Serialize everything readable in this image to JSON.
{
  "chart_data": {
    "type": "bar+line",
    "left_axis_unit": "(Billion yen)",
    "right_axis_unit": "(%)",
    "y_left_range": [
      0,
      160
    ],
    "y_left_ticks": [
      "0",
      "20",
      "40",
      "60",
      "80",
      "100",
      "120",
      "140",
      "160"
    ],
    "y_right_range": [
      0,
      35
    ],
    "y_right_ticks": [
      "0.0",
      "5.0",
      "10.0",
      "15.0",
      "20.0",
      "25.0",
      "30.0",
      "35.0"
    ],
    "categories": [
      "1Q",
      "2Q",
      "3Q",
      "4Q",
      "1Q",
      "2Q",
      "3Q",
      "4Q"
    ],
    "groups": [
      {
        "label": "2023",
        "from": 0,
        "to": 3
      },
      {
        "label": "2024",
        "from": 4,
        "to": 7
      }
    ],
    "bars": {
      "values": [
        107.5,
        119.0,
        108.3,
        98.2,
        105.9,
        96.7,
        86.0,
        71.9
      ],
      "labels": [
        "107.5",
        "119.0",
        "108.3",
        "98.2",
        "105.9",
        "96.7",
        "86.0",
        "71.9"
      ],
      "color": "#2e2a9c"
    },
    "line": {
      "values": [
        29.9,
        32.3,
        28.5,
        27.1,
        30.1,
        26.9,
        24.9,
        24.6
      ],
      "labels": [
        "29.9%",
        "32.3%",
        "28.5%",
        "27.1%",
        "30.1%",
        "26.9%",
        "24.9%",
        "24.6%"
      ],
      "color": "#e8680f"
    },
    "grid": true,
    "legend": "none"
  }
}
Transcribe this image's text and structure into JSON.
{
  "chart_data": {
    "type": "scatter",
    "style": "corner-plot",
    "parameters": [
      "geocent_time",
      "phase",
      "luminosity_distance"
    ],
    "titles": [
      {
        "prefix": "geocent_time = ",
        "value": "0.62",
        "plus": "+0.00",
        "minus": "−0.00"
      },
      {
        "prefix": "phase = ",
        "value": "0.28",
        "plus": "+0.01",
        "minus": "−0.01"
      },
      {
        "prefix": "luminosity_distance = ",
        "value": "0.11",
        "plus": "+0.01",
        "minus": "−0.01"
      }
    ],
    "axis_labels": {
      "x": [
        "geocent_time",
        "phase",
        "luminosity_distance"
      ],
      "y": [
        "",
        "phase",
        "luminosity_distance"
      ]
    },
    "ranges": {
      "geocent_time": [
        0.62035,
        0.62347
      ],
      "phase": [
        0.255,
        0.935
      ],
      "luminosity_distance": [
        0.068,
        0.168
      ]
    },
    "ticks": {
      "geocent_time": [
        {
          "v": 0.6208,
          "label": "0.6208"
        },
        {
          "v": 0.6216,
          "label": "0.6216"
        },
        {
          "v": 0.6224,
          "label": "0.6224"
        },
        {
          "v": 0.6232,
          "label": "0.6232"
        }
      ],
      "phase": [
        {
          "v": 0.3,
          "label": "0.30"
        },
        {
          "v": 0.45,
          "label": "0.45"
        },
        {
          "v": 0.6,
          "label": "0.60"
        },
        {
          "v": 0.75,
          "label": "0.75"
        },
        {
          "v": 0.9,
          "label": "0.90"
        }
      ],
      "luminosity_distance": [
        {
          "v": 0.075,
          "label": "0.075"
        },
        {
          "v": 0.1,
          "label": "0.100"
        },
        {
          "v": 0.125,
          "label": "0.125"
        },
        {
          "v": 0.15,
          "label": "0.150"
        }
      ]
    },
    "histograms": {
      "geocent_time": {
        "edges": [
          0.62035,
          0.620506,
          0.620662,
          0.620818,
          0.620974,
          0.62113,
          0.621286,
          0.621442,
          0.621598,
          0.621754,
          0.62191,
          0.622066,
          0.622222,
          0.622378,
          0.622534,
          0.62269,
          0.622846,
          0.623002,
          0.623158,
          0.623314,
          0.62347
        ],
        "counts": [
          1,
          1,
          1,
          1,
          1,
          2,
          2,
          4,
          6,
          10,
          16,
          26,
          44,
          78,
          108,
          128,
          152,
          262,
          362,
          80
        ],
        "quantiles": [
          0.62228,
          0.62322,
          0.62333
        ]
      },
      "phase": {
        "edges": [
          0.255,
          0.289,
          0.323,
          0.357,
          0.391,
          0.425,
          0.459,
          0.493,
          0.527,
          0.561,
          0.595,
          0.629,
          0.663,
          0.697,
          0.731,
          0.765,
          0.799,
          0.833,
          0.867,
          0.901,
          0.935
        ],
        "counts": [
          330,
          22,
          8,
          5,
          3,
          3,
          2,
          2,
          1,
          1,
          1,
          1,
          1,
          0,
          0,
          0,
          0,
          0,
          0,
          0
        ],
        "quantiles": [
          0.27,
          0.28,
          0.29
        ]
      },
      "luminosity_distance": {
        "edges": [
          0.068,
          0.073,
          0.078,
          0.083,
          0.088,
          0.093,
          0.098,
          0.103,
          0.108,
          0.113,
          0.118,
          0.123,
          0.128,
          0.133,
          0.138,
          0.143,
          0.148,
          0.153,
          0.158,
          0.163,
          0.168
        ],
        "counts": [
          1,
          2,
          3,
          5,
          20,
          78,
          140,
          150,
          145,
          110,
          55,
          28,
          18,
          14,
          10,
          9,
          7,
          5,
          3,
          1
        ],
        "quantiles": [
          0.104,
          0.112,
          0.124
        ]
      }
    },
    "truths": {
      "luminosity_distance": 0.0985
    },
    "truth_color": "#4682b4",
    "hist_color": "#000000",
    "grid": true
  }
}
━━━
The exercise = Copy out the whole listing exactly; please set it all down.

Written solution =
Serialize everything readable in this image to JSON.
{
  "chart_data": {
    "type": "bar+line",
    "left_axis_unit": "(Billion yen)",
    "right_axis_unit": "(%)",
    "y_left_range": [
      0,
      160
    ],
    "y_left_ticks": [
      "0",
      "20",
      "40",
      "60",
      "80",
      "100",
      "120",
      "140",
      "160"
    ],
    "y_right_range": [
      0,
      35
    ],
    "y_right_ticks": [
      "0.0",
      "5.0",
      "10.0",
      "15.0",
      "20.0",
      "25.0",
      "30.0",
      "35.0"
    ],
    "categories": [
      "1Q",
      "2Q",
      "3Q",
      "4Q",
      "1Q",
      "2Q",
      "3Q",
      "4Q"
    ],
    "groups": [
      {
        "label": "2023",
        "from": 0,
        "to": 3
      },
      {
        "label": "2024",
        "from": 4,
        "to": 7
      }
    ],
    "bars": {
      "values": [
        107.5,
        119.0,
        108.3,
        98.2,
        105.9,
        96.7,
        86.0,
        71.9
      ],
      "labels": [
        "107.5",
        "119.0",
        "108.3",
        "98.2",
        "105.9",
        "96.7",
        "86.0",
        "71.9"
      ],
      "color": "#2e2a9c"
    },
    "line": {
      "values": [
        29.9,
        32.3,
        28.5,
        27.1,
        30.1,
        26.9,
        24.9,
        24.6
      ],
      "labels": [
        "29.9%",
        "32.3%",
        "28.5%",
        "27.1%",
        "30.1%",
        "26.9%",
        "24.9%",
        "24.6%"
      ],
      "color": "#e8680f"
    },
    "grid": true,
    "legend": "none"
  }
}
Transcribe this image's text and structure into JSON.
{
  "chart_data": {
    "type": "scatter",
    "style": "corner-plot",
    "parameters": [
      "geocent_time",
      "phase",
      "luminosity_distance"
    ],
    "titles": [
      {
        "prefix": "geocent_time = ",
        "value": "0.62",
        "plus": "+0.00",
        "minus": "−0.00"
      },
      {
        "prefix": "phase = ",
        "value": "0.28",
        "plus": "+0.01",
        "minus": "−0.01"
      },
      {
        "prefix": "luminosity_distance = ",
        "value": "0.11",
        "plus": "+0.01",
        "minus": "−0.01"
      }
    ],
    "axis_labels": {
      "x": [
        "geocent_time",
        "phase",
        "luminosity_distance"
      ],
      "y": [
        "",
        "phase",
        "luminosity_distance"
      ]
    },
    "ranges": {
      "geocent_time": [
        0.62035,
        0.62347
      ],
      "phase": [
        0.255,
        0.935
      ],
      "luminosity_distance": [
        0.068,
        0.168
      ]
    },
    "ticks": {
      "geocent_time": [
        {
          "v": 0.6208,
          "label": "0.6208"
        },
        {
          "v": 0.6216,
          "label": "0.6216"
        },
        {
          "v": 0.6224,
          "label": "0.6224"
        },
        {
          "v": 0.6232,
          "label": "0.6232"
        }
      ],
      "phase": [
        {
          "v": 0.3,
          "label": "0.30"
        },
        {
          "v": 0.45,
          "label": "0.45"
        },
        {
          "v": 0.6,
          "label": "0.60"
        },
        {
          "v": 0.75,
          "label": "0.75"
        },
        {
          "v": 0.9,
          "label": "0.90"
        }
      ],
      "luminosity_distance": [
        {
          "v": 0.075,
          "label": "0.075"
        },
        {
          "v": 0.1,
          "label": "0.100"
        },
        {
          "v": 0.125,
          "label": "0.125"
        },
        {
          "v": 0.15,
          "label": "0.150"
        }
      ]
    },
    "histograms": {
      "geocent_time": {
        "edges": [
          0.62035,
          0.620506,
          0.620662,
          0.620818,
          0.620974,
          0.62113,
          0.621286,
          0.621442,
          0.621598,
          0.621754,
          0.62191,
          0.622066,
          0.622222,
          0.622378,
          0.622534,
          0.62269,
          0.622846,
          0.623002,
          0.623158,
          0.623314,
          0.62347
        ],
        "counts": [
          1,
          1,
          1,
          1,
          1,
          2,
          2,
          4,
          6,
          10,
          16,
          26,
          44,
          78,
          108,
          128,
          152,
          262,
          362,
          80
        ],
        "quantiles": [
          0.62228,
          0.62322,
          0.62333
        ]
      },
      "phase": {
        "edges": [
          0.255,
          0.289,
          0.323,
          0.357,
          0.391,
          0.425,
          0.459,
          0.493,
          0.527,
          0.561,
          0.595,
          0.629,
          0.663,
          0.697,
          0.731,
          0.765,
          0.799,
          0.833,
          0.867,
          0.901,
          0.935
        ],
        "counts": [
          330,
          22,
          8,
          5,
          3,
          3,
          2,
          2,
          1,
          1,
          1,
          1,
          1,
          0,
          0,
          0,
          0,
          0,
          0,
          0
        ],
        "quantiles": [
          0.27,
          0.28,
          0.29
        ]
      },
      "luminosity_distance": {
        "edges": [
          0.068,
          0.073,
          0.078,
          0.083,
          0.088,
          0.093,
          0.098,
          0.103,
          0.108,
          0.113,
          0.118,
          0.123,
          0.128,
          0.133,
          0.138,
          0.143,
          0.148,
          0.153,
          0.158,
          0.163,
          0.168
        ],
        "counts": [
          1,
          2,
          3,
          5,
          20,
          78,
          140,
          150,
          145,
          110,
          55,
          28,
          18,
          14,
          10,
          9,
          7,
          5,
          3,
          1
        ],
        "quantiles": [
          0.104,
          0.112,
          0.124
        ]
      }
    },
    "truths": {
      "luminosity_distance": 0.0985
    },
    "truth_color": "#4682b4",
    "hist_color": "#000000",
    "grid": true
  }
}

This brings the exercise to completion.